> **Records for processing**
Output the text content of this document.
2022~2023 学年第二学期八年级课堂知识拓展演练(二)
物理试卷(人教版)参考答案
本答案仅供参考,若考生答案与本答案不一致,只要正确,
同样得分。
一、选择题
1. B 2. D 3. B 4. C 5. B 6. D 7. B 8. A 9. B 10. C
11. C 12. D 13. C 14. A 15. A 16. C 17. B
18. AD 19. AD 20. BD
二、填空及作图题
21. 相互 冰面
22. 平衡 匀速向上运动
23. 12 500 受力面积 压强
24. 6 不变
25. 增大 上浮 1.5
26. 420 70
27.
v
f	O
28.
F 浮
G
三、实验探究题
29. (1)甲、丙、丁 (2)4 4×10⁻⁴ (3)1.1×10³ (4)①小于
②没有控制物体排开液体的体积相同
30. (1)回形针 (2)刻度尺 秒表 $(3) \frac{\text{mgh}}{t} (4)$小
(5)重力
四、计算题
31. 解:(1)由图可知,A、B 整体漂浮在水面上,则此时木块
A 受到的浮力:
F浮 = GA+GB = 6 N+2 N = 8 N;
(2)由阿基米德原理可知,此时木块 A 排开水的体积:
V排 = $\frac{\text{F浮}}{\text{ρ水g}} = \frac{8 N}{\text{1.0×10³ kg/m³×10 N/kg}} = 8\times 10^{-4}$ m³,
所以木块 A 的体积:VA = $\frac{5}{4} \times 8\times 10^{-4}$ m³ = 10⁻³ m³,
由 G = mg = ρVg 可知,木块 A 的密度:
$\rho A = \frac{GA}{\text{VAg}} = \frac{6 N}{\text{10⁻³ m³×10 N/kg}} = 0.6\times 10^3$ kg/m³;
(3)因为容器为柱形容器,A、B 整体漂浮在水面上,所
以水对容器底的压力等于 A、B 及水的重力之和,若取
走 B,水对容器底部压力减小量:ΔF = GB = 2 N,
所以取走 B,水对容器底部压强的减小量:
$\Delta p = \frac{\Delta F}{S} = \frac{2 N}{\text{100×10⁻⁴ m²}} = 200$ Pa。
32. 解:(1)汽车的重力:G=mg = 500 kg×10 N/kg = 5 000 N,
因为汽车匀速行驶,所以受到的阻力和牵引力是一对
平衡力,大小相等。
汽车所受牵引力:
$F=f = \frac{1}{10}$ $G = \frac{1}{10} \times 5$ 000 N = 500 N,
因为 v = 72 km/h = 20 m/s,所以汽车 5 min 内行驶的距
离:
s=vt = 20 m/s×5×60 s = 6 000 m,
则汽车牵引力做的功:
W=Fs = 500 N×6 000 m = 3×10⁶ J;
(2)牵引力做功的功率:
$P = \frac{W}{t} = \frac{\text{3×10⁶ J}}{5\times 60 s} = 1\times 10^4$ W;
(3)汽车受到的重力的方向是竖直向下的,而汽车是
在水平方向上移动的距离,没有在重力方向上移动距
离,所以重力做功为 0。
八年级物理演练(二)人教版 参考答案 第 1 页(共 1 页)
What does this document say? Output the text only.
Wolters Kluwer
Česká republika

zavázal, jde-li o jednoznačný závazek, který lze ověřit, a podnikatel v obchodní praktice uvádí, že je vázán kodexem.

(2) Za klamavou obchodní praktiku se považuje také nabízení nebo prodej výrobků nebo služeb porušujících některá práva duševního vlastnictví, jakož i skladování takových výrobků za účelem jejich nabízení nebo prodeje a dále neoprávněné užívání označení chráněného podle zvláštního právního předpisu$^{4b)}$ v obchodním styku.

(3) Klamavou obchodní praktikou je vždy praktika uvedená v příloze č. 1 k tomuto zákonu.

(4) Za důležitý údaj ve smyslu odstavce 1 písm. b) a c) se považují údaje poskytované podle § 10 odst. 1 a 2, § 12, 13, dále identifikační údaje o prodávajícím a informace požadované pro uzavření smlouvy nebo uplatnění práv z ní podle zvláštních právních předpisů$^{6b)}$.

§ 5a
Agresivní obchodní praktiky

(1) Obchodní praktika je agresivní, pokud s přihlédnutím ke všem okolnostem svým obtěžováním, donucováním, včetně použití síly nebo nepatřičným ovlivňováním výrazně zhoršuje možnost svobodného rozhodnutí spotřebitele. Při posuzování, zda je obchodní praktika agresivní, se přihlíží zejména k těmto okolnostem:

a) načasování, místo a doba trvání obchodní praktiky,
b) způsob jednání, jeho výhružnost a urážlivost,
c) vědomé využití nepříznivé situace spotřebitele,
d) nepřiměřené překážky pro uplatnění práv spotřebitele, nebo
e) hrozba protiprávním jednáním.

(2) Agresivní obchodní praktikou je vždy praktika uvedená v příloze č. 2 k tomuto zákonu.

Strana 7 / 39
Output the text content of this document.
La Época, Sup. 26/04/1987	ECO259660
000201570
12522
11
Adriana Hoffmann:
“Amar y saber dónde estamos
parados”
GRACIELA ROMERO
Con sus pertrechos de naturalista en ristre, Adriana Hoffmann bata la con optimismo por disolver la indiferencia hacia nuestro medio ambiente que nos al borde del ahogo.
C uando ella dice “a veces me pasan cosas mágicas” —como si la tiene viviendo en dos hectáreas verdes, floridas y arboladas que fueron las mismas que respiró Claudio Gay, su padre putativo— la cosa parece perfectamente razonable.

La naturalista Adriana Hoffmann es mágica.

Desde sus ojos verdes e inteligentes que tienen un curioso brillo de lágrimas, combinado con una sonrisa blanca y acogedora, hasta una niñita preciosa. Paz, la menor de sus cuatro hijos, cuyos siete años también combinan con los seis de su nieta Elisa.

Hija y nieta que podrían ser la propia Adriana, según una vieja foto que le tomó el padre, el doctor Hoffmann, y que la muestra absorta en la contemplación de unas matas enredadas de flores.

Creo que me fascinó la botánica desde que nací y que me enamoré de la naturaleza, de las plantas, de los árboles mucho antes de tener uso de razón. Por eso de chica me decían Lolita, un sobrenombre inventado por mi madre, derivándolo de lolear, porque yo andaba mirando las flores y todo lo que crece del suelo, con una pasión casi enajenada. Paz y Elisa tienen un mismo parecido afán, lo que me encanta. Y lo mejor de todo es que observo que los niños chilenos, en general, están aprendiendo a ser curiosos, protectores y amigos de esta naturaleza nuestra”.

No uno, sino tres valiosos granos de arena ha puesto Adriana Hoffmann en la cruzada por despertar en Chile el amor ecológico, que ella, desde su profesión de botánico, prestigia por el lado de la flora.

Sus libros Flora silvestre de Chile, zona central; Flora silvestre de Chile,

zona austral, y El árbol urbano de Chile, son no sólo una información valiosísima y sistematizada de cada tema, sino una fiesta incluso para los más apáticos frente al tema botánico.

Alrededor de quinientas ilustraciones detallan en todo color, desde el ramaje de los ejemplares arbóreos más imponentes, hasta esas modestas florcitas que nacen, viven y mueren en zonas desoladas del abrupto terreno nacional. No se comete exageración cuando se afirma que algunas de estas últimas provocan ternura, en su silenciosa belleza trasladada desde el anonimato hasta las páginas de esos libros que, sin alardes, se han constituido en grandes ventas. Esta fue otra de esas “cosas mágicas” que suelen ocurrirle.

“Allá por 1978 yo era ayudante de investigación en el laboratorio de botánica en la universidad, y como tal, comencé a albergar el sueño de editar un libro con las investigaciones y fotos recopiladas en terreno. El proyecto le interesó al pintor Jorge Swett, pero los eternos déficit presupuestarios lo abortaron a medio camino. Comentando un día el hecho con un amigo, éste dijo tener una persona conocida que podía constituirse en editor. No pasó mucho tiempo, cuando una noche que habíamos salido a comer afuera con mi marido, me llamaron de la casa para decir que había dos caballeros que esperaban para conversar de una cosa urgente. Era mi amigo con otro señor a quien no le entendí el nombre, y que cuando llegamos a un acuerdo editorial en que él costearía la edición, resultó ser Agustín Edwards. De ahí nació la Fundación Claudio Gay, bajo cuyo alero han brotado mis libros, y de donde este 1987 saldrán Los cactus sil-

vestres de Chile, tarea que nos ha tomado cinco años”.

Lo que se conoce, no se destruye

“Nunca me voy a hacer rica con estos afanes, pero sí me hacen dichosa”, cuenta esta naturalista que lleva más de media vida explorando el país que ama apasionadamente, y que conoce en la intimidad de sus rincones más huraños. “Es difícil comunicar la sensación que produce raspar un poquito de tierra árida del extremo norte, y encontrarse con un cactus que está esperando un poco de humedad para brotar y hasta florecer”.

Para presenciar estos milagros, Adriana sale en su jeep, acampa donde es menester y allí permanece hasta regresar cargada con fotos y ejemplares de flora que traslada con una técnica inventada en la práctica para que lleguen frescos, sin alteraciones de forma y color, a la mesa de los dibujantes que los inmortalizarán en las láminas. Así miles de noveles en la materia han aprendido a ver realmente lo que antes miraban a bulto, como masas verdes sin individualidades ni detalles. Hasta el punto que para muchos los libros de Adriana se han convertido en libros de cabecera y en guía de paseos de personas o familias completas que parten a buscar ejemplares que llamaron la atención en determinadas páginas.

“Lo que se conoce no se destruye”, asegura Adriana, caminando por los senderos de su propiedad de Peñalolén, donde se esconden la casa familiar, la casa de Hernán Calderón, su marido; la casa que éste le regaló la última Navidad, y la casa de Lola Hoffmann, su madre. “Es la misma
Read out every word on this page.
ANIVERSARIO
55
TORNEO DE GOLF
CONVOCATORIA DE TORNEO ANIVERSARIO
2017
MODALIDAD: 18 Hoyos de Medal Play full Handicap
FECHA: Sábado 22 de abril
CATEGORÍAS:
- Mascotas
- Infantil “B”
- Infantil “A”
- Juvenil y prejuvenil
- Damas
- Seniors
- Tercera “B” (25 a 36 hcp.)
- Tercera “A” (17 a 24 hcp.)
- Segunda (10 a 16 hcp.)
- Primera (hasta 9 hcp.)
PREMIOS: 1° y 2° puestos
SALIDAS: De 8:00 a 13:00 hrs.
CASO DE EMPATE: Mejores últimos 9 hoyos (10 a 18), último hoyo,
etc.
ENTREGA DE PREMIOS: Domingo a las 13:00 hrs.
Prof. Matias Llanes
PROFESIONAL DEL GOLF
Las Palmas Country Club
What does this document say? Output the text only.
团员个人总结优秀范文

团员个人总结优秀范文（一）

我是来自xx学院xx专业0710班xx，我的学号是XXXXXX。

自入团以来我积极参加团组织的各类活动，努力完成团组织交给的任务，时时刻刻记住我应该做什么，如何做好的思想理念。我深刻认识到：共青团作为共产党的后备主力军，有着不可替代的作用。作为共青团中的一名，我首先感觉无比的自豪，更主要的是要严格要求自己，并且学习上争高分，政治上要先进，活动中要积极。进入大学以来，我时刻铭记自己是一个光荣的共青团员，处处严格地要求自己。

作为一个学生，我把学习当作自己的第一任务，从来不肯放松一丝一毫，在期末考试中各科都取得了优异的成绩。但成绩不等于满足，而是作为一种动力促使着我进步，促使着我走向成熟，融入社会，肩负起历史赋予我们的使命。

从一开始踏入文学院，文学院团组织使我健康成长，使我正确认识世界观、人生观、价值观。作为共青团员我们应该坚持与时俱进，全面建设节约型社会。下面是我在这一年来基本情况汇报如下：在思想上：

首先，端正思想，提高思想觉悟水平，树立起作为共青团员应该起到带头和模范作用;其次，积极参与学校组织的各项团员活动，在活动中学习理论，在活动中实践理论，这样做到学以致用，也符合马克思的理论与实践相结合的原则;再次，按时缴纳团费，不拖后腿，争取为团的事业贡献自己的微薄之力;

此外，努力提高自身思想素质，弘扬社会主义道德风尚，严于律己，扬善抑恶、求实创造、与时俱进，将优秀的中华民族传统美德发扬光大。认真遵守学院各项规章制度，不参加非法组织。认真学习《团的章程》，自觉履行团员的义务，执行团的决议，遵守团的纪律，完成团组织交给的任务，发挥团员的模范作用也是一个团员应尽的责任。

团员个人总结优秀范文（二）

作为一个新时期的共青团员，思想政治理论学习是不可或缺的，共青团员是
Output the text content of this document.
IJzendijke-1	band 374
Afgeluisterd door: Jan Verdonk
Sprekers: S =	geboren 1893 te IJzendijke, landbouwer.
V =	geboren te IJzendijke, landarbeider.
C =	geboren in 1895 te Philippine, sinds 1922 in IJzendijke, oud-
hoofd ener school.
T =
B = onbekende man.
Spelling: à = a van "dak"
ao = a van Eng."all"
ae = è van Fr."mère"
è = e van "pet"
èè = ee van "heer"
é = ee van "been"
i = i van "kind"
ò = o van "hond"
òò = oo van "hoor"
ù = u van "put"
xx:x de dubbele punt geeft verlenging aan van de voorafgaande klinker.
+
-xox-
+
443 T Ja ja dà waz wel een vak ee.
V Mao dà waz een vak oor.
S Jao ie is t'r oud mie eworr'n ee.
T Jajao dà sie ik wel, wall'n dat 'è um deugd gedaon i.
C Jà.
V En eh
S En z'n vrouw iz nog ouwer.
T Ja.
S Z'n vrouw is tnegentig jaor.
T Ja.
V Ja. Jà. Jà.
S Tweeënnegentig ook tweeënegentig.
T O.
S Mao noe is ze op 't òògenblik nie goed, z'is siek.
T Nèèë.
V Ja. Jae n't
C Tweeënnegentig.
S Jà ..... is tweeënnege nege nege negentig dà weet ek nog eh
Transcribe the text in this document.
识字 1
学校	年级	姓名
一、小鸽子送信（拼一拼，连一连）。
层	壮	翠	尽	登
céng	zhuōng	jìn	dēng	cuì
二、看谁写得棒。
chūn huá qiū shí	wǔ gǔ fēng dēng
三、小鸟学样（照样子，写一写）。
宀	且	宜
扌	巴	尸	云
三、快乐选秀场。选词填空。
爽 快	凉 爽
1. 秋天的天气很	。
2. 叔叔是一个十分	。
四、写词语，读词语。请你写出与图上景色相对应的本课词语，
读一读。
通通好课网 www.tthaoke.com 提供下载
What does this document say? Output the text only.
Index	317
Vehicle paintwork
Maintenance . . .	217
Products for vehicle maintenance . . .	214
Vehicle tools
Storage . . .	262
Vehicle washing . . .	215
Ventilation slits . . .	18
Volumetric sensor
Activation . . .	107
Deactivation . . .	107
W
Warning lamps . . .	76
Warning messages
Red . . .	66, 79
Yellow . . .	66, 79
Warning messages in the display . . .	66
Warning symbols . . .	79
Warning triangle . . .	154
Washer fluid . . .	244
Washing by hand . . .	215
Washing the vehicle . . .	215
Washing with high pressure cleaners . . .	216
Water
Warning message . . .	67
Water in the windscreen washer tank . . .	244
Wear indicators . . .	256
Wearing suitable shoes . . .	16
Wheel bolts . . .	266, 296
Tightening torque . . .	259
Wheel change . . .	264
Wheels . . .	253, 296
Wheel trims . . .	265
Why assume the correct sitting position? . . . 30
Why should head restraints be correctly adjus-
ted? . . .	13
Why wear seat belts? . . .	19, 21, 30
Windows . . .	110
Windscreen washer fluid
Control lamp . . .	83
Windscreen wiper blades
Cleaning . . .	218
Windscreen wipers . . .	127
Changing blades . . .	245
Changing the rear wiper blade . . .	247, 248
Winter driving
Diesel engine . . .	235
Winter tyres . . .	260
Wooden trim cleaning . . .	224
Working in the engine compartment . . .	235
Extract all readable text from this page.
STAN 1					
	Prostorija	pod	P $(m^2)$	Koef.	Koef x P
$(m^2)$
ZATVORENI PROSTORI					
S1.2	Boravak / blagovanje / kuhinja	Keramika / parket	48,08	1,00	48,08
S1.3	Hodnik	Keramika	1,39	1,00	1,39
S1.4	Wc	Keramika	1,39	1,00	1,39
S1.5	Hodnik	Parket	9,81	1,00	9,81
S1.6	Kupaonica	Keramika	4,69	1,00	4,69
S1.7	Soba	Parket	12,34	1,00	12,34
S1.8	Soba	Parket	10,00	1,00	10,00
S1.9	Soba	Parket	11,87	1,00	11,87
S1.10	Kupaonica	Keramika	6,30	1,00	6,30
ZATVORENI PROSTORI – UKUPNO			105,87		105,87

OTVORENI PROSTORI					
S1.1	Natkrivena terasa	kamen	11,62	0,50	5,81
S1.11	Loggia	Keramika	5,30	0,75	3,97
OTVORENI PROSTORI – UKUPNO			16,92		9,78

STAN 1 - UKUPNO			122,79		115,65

> **Job**
Pull every line containing the word "messages" out of the entries above.

> **Written response**
Warning messages
Warning messages in the display . . .	66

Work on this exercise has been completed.